— BEGIN Given records —

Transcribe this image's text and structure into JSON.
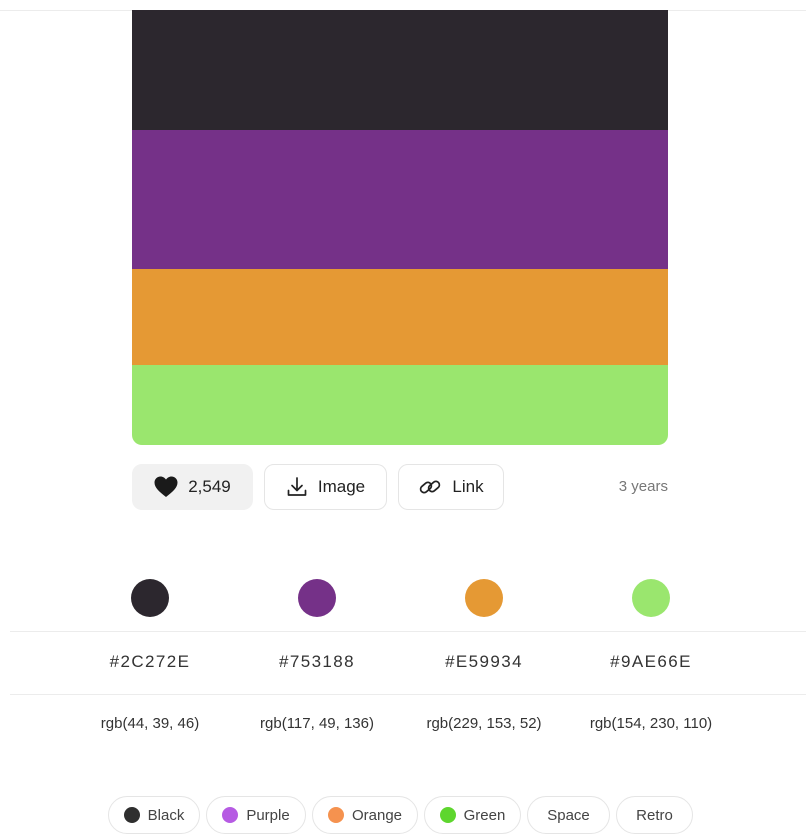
{
  "palette": {
    "colors": [
      {
        "hex": "#2C272E",
        "rgb": "rgb(44, 39, 46)"
      },
      {
        "hex": "#753188",
        "rgb": "rgb(117, 49, 136)"
      },
      {
        "hex": "#E59934",
        "rgb": "rgb(229, 153, 52)"
      },
      {
        "hex": "#9AE66E",
        "rgb": "rgb(154, 230, 110)"
      }
    ]
  },
  "actions": {
    "likes": "2,549",
    "like_icon": "heart-icon",
    "image_label": "Image",
    "image_icon": "download-icon",
    "link_label": "Link",
    "link_icon": "link-icon",
    "age": "3 years"
  },
  "tags": [
    {
      "label": "Black",
      "color": "#2F2F2F"
    },
    {
      "label": "Purple",
      "color": "#B65BE3"
    },
    {
      "label": "Orange",
      "color": "#F5924F"
    },
    {
      "label": "Green",
      "color": "#5ED62E"
    },
    {
      "label": "Space"
    },
    {
      "label": "Retro"
    }
  ]
}
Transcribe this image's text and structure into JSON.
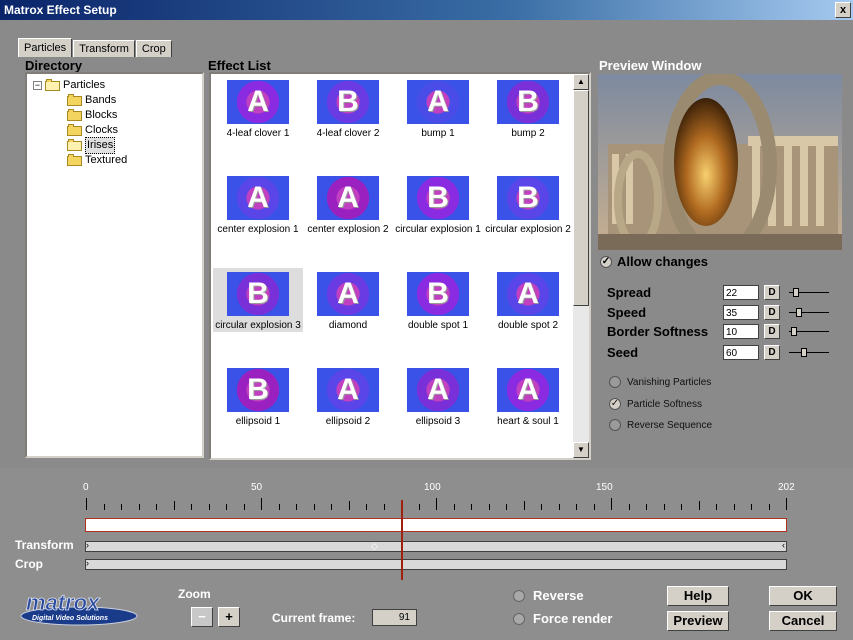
{
  "window": {
    "title": "Matrox Effect Setup",
    "close": "x"
  },
  "tabs": [
    {
      "label": "Particles"
    },
    {
      "label": "Transform"
    },
    {
      "label": "Crop"
    }
  ],
  "directory": {
    "heading": "Directory",
    "root": "Particles",
    "items": [
      "Bands",
      "Blocks",
      "Clocks",
      "Irises",
      "Textured"
    ],
    "selected": "Irises"
  },
  "effect_list": {
    "heading": "Effect List",
    "items": [
      {
        "label": "4-leaf clover 1",
        "letter": "A",
        "accent": "#8a2be2"
      },
      {
        "label": "4-leaf clover 2",
        "letter": "B",
        "accent": "#6a3be2"
      },
      {
        "label": "bump 1",
        "letter": "A",
        "accent": "#4a4ce8"
      },
      {
        "label": "bump 2",
        "letter": "B",
        "accent": "#7a30d8"
      },
      {
        "label": "center explosion 1",
        "letter": "A",
        "accent": "#5a46e8"
      },
      {
        "label": "center explosion 2",
        "letter": "A",
        "accent": "#9a20c0"
      },
      {
        "label": "circular explosion 1",
        "letter": "B",
        "accent": "#8a2be2"
      },
      {
        "label": "circular explosion 2",
        "letter": "B",
        "accent": "#5a46e8"
      },
      {
        "label": "circular explosion 3",
        "letter": "B",
        "accent": "#7a30d8"
      },
      {
        "label": "diamond",
        "letter": "A",
        "accent": "#6a3be2"
      },
      {
        "label": "double spot 1",
        "letter": "B",
        "accent": "#8a2be2"
      },
      {
        "label": "double spot 2",
        "letter": "A",
        "accent": "#5a46e8"
      },
      {
        "label": "ellipsoid 1",
        "letter": "B",
        "accent": "#9a20c0"
      },
      {
        "label": "ellipsoid 2",
        "letter": "A",
        "accent": "#5a46e8"
      },
      {
        "label": "ellipsoid 3",
        "letter": "A",
        "accent": "#7a30d8"
      },
      {
        "label": "heart & soul 1",
        "letter": "A",
        "accent": "#8a2be2"
      }
    ],
    "highlighted": "circular explosion 3"
  },
  "preview": {
    "heading": "Preview Window"
  },
  "allow_changes": {
    "label": "Allow changes",
    "checked": true
  },
  "params": [
    {
      "label": "Spread",
      "value": "22",
      "d": "D",
      "level": 0.11
    },
    {
      "label": "Speed",
      "value": "35",
      "d": "D",
      "level": 0.17
    },
    {
      "label": "Border Softness",
      "value": "10",
      "d": "D",
      "level": 0.05
    },
    {
      "label": "Seed",
      "value": "60",
      "d": "D",
      "level": 0.3
    }
  ],
  "options": [
    {
      "label": "Vanishing Particles",
      "checked": false
    },
    {
      "label": "Particle Softness",
      "checked": true
    },
    {
      "label": "Reverse Sequence",
      "checked": false
    }
  ],
  "timeline": {
    "ruler_labels": [
      "0",
      "50",
      "100",
      "150",
      "202"
    ],
    "max_frame": 202,
    "rows": [
      "Transform",
      "Crop"
    ],
    "current_frame_label": "Current frame:",
    "current_frame": "91"
  },
  "zoom": {
    "label": "Zoom",
    "minus": "−",
    "plus": "+"
  },
  "render_options": {
    "reverse": "Reverse",
    "force_render": "Force render"
  },
  "buttons": {
    "help": "Help",
    "preview": "Preview",
    "ok": "OK",
    "cancel": "Cancel"
  },
  "logo": {
    "brand": "matrox",
    "tagline": "Digital Video Solutions"
  }
}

— END Given records —

— Problem details —
Give every record back exactly as it reads, with no images.

— Reply to the exercise —
Transcribe this image's text and structure into JSON.
{
  "palette": {
    "colors": [
      {
        "hex": "#2C272E",
        "rgb": "rgb(44, 39, 46)"
      },
      {
        "hex": "#753188",
        "rgb": "rgb(117, 49, 136)"
      },
      {
        "hex": "#E59934",
        "rgb": "rgb(229, 153, 52)"
      },
      {
        "hex": "#9AE66E",
        "rgb": "rgb(154, 230, 110)"
      }
    ]
  },
  "actions": {
    "likes": "2,549",
    "like_icon": "heart-icon",
    "image_label": "Image",
    "image_icon": "download-icon",
    "link_label": "Link",
    "link_icon": "link-icon",
    "age": "3 years"
  },
  "tags": [
    {
      "label": "Black",
      "color": "#2F2F2F"
    },
    {
      "label": "Purple",
      "color": "#B65BE3"
    },
    {
      "label": "Orange",
      "color": "#F5924F"
    },
    {
      "label": "Green",
      "color": "#5ED62E"
    },
    {
      "label": "Space"
    },
    {
      "label": "Retro"
    }
  ]
}
Transcribe this image's text and structure into JSON.
{
  "window": {
    "title": "Matrox Effect Setup",
    "close": "x"
  },
  "tabs": [
    {
      "label": "Particles"
    },
    {
      "label": "Transform"
    },
    {
      "label": "Crop"
    }
  ],
  "directory": {
    "heading": "Directory",
    "root": "Particles",
    "items": [
      "Bands",
      "Blocks",
      "Clocks",
      "Irises",
      "Textured"
    ],
    "selected": "Irises"
  },
  "effect_list": {
    "heading": "Effect List",
    "items": [
      {
        "label": "4-leaf clover 1",
        "letter": "A",
        "accent": "#8a2be2"
      },
      {
        "label": "4-leaf clover 2",
        "letter": "B",
        "accent": "#6a3be2"
      },
      {
        "label": "bump 1",
        "letter": "A",
        "accent": "#4a4ce8"
      },
      {
        "label": "bump 2",
        "letter": "B",
        "accent": "#7a30d8"
      },
      {
        "label": "center explosion 1",
        "letter": "A",
        "accent": "#5a46e8"
      },
      {
        "label": "center explosion 2",
        "letter": "A",
        "accent": "#9a20c0"
      },
      {
        "label": "circular explosion 1",
        "letter": "B",
        "accent": "#8a2be2"
      },
      {
        "label": "circular explosion 2",
        "letter": "B",
        "accent": "#5a46e8"
      },
      {
        "label": "circular explosion 3",
        "letter": "B",
        "accent": "#7a30d8"
      },
      {
        "label": "diamond",
        "letter": "A",
        "accent": "#6a3be2"
      },
      {
        "label": "double spot 1",
        "letter": "B",
        "accent": "#8a2be2"
      },
      {
        "label": "double spot 2",
        "letter": "A",
        "accent": "#5a46e8"
      },
      {
        "label": "ellipsoid 1",
        "letter": "B",
        "accent": "#9a20c0"
      },
      {
        "label": "ellipsoid 2",
        "letter": "A",
        "accent": "#5a46e8"
      },
      {
        "label": "ellipsoid 3",
        "letter": "A",
        "accent": "#7a30d8"
      },
      {
        "label": "heart & soul 1",
        "letter": "A",
        "accent": "#8a2be2"
      }
    ],
    "highlighted": "circular explosion 3"
  },
  "preview": {
    "heading": "Preview Window"
  },
  "allow_changes": {
    "label": "Allow changes",
    "checked": true
  },
  "params": [
    {
      "label": "Spread",
      "value": "22",
      "d": "D",
      "level": 0.11
    },
    {
      "label": "Speed",
      "value": "35",
      "d": "D",
      "level": 0.17
    },
    {
      "label": "Border Softness",
      "value": "10",
      "d": "D",
      "level": 0.05
    },
    {
      "label": "Seed",
      "value": "60",
      "d": "D",
      "level": 0.3
    }
  ],
  "options": [
    {
      "label": "Vanishing Particles",
      "checked": false
    },
    {
      "label": "Particle Softness",
      "checked": true
    },
    {
      "label": "Reverse Sequence",
      "checked": false
    }
  ],
  "timeline": {
    "ruler_labels": [
      "0",
      "50",
      "100",
      "150",
      "202"
    ],
    "max_frame": 202,
    "rows": [
      "Transform",
      "Crop"
    ],
    "current_frame_label": "Current frame:",
    "current_frame": "91"
  },
  "zoom": {
    "label": "Zoom",
    "minus": "−",
    "plus": "+"
  },
  "render_options": {
    "reverse": "Reverse",
    "force_render": "Force render"
  },
  "buttons": {
    "help": "Help",
    "preview": "Preview",
    "ok": "OK",
    "cancel": "Cancel"
  },
  "logo": {
    "brand": "matrox",
    "tagline": "Digital Video Solutions"
  }
}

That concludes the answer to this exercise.